**Given problem:**
Retype the data that follows line by line, exactly, and leave its pictures out.
+++ Given data
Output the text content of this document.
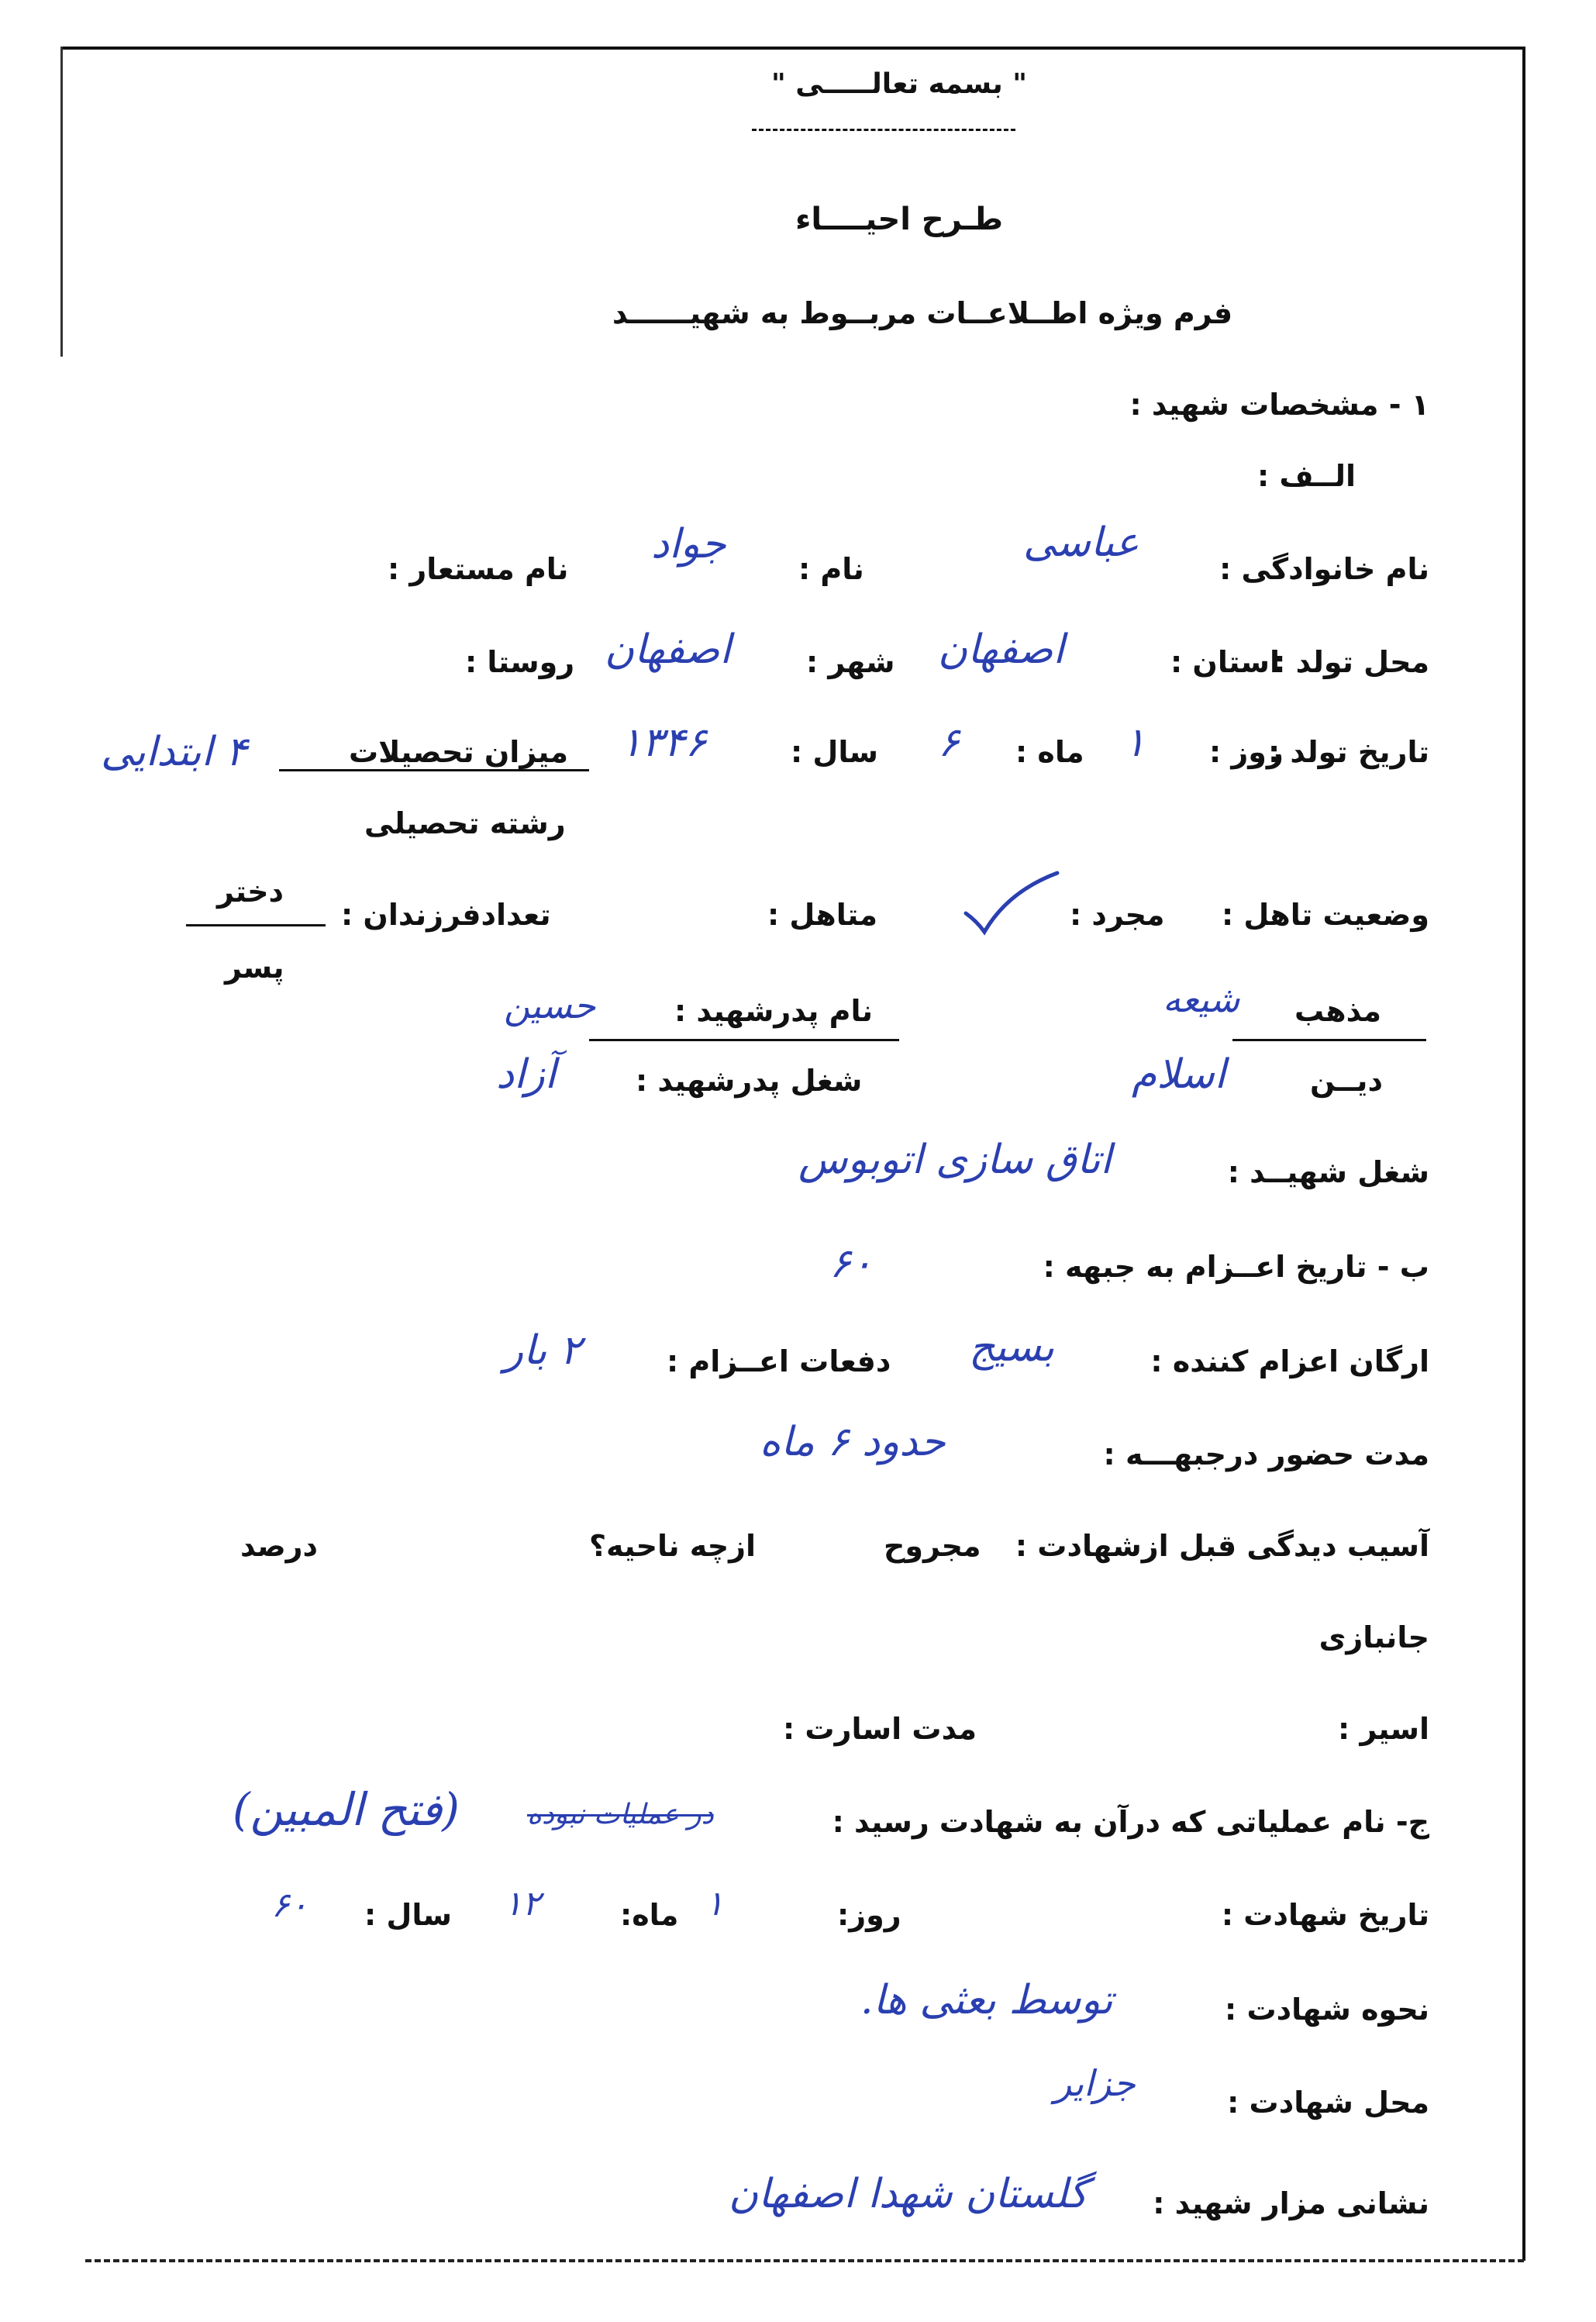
" بسمه تعالـــــى "
طـرح احيــــاء
فرم ويژه اطــلاعــات مربــوط به شهيــــــد
۱ - مشخصات شهيد :
الــف :
نام خانوادگى :
عباسی
نام :
جواد
نام مستعار :
محل تولد :
استان :
اصفهان
شهر :
اصفهان
روستا :
تاريخ تولد :
روز :
۱
ماه :
۶
سال :
۱۳۴۶
ميزان تحصيلات
۴ ابتدایی
رشته تحصيلى
وضعيت تاهل :
مجرد :
متاهل :
تعدادفرزندان :
دختر
پسر
مذهب
شیعه
نام پدرشهيد :
حسین
ديــن
اسلام
شغل پدرشهيد :
آزاد
شغل شهيــد :
اتاق سازی اتوبوس
ب - تاريخ اعــزام به جبهه :
۶۰
ارگان اعزام كننده :
بسیج
دفعات اعــزام :
۲ بار
مدت حضور درجبهـــه :
حدود ۶ ماه
آسيب ديدگى قبل ازشهادت :
مجروح
ازچه ناحيه؟
درصد
جانبازى
اسير :
مدت اسارت :
ج- نام عملياتى كه درآن به شهادت رسيد :
در عملیات نبوده
(فتح المبین)
تاريخ شهادت :
روز:
۱
ماه:
۱۲
سال :
۶۰
نحوه شهادت :
توسط بعثی ها.
محل شهادت :
جزایر
نشانى مزار شهيد :
گلستان شهدا اصفهان
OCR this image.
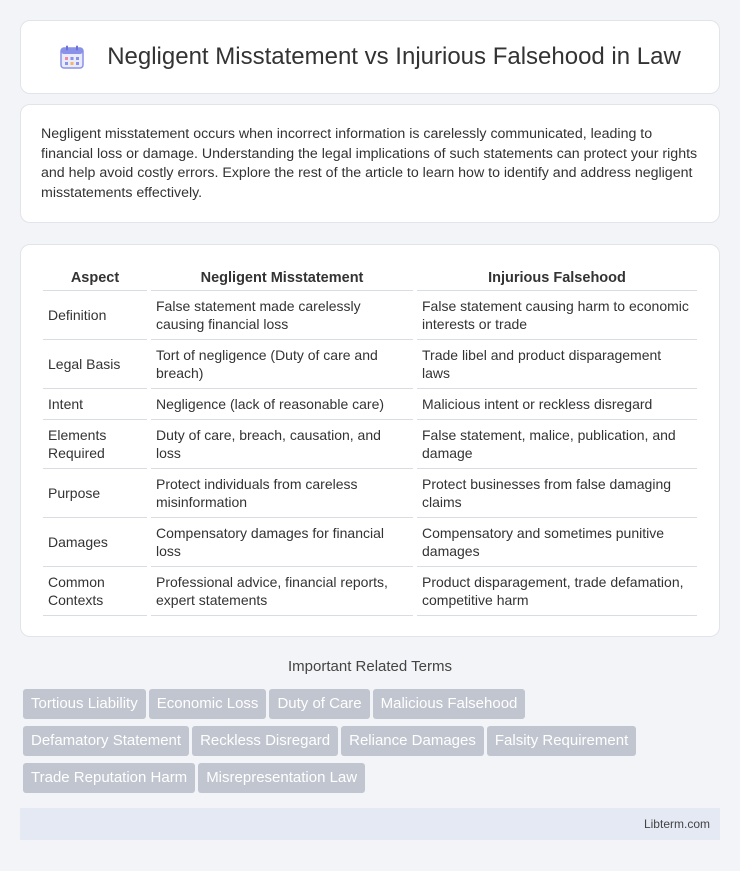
Negligent Misstatement vs Injurious Falsehood in Law

Negligent misstatement occurs when incorrect information is carelessly communicated, leading to financial loss or damage. Understanding the legal implications of such statements can protect your rights and help avoid costly errors. Explore the rest of the article to learn how to identify and address negligent misstatements effectively.

Aspect	Negligent Misstatement	Injurious Falsehood
Definition	False statement made carelessly causing financial loss	False statement causing harm to economic interests or trade
Legal Basis	Tort of negligence (Duty of care and breach)	Trade libel and product disparagement laws
Intent	Negligence (lack of reasonable care)	Malicious intent or reckless disregard
Elements Required	Duty of care, breach, causation, and loss	False statement, malice, publication, and damage
Purpose	Protect individuals from careless misinformation	Protect businesses from false damaging claims
Damages	Compensatory damages for financial loss	Compensatory and sometimes punitive damages
Common Contexts	Professional advice, financial reports, expert statements	Product disparagement, trade defamation, competitive harm
Important Related Terms
Tortious Liability Economic Loss Duty of Care Malicious Falsehood
Defamatory Statement Reckless Disregard Reliance Damages Falsity Requirement
Trade Reputation Harm Misrepresentation Law
Libterm.com
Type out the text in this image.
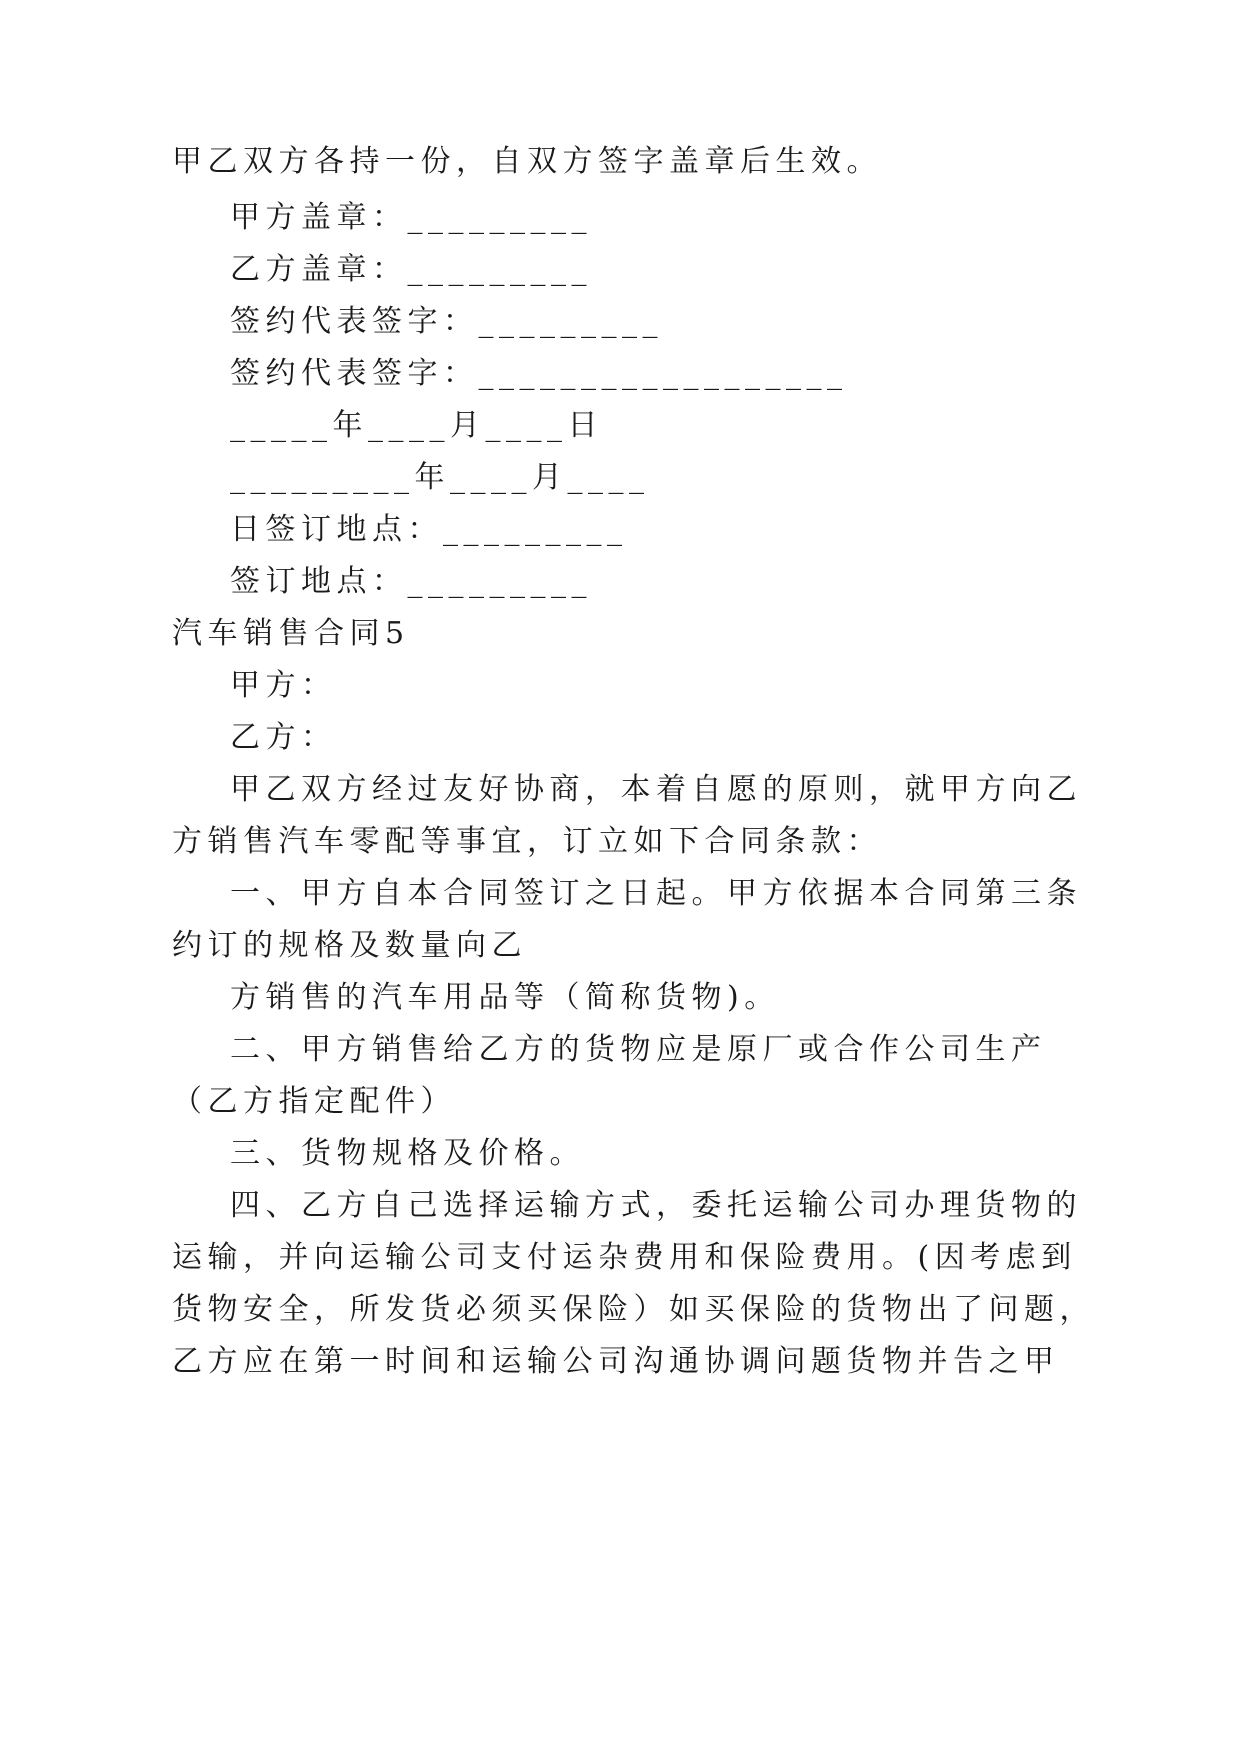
甲乙双方各持一份，自双方签字盖章后生效。
甲方盖章：_________
乙方盖章：_________
签约代表签字：_________
签约代表签字：__________________
_____年____月____日
_________年____月____
日签订地点：_________
签订地点：_________
汽车销售合同5
甲方：
乙方：
甲乙双方经过友好协商，本着自愿的原则，就甲方向乙
方销售汽车零配等事宜，订立如下合同条款：
一、甲方自本合同签订之日起。甲方依据本合同第三条
约订的规格及数量向乙
方销售的汽车用品等（简称货物)。
二、甲方销售给乙方的货物应是原厂或合作公司生产
（乙方指定配件）
三、货物规格及价格。
四、乙方自己选择运输方式，委托运输公司办理货物的
运输，并向运输公司支付运杂费用和保险费用。(因考虑到
货物安全，所发货必须买保险）如买保险的货物出了问题，
乙方应在第一时间和运输公司沟通协调问题货物并告之甲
++++++
**Reply:**
Output the text content of this document.
" بسمه تعالـــــى "
طـرح احيــــاء
فرم ويژه اطــلاعــات مربــوط به شهيــــــد
۱ - مشخصات شهيد :
الــف :
نام خانوادگى :
عباسی
نام :
جواد
نام مستعار :
محل تولد :
استان :
اصفهان
شهر :
اصفهان
روستا :
تاريخ تولد :
روز :
۱
ماه :
۶
سال :
۱۳۴۶
ميزان تحصيلات
۴ ابتدایی
رشته تحصيلى
وضعيت تاهل :
مجرد :
متاهل :
تعدادفرزندان :
دختر
پسر
مذهب
شیعه
نام پدرشهيد :
حسین
ديــن
اسلام
شغل پدرشهيد :
آزاد
شغل شهيــد :
اتاق سازی اتوبوس
ب - تاريخ اعــزام به جبهه :
۶۰
ارگان اعزام كننده :
بسیج
دفعات اعــزام :
۲ بار
مدت حضور درجبهـــه :
حدود ۶ ماه
آسيب ديدگى قبل ازشهادت :
مجروح
ازچه ناحيه؟
درصد
جانبازى
اسير :
مدت اسارت :
ج- نام عملياتى كه درآن به شهادت رسيد :
در عملیات نبوده
(فتح المبین)
تاريخ شهادت :
روز:
۱
ماه:
۱۲
سال :
۶۰
نحوه شهادت :
توسط بعثی ها.
محل شهادت :
جزایر
نشانى مزار شهيد :
گلستان شهدا اصفهان
OCR this image.
Negligent Misstatement vs Injurious Falsehood in Law

Negligent misstatement occurs when incorrect information is carelessly communicated, leading to financial loss or damage. Understanding the legal implications of such statements can protect your rights and help avoid costly errors. Explore the rest of the article to learn how to identify and address negligent misstatements effectively.

Aspect	Negligent Misstatement	Injurious Falsehood
Definition	False statement made carelessly causing financial loss	False statement causing harm to economic interests or trade
Legal Basis	Tort of negligence (Duty of care and breach)	Trade libel and product disparagement laws
Intent	Negligence (lack of reasonable care)	Malicious intent or reckless disregard
Elements Required	Duty of care, breach, causation, and loss	False statement, malice, publication, and damage
Purpose	Protect individuals from careless misinformation	Protect businesses from false damaging claims
Damages	Compensatory damages for financial loss	Compensatory and sometimes punitive damages
Common Contexts	Professional advice, financial reports, expert statements	Product disparagement, trade defamation, competitive harm
Important Related Terms
Tortious Liability Economic Loss Duty of Care Malicious Falsehood
Defamatory Statement Reckless Disregard Reliance Damages Falsity Requirement
Trade Reputation Harm Misrepresentation Law
Libterm.com
Type out the text in this image.
甲乙双方各持一份，自双方签字盖章后生效。
甲方盖章：_________
乙方盖章：_________
签约代表签字：_________
签约代表签字：__________________
_____年____月____日
_________年____月____
日签订地点：_________
签订地点：_________
汽车销售合同5
甲方：
乙方：
甲乙双方经过友好协商，本着自愿的原则，就甲方向乙
方销售汽车零配等事宜，订立如下合同条款：
一、甲方自本合同签订之日起。甲方依据本合同第三条
约订的规格及数量向乙
方销售的汽车用品等（简称货物)。
二、甲方销售给乙方的货物应是原厂或合作公司生产
（乙方指定配件）
三、货物规格及价格。
四、乙方自己选择运输方式，委托运输公司办理货物的
运输，并向运输公司支付运杂费用和保险费用。(因考虑到
货物安全，所发货必须买保险）如买保险的货物出了问题，
乙方应在第一时间和运输公司沟通协调问题货物并告之甲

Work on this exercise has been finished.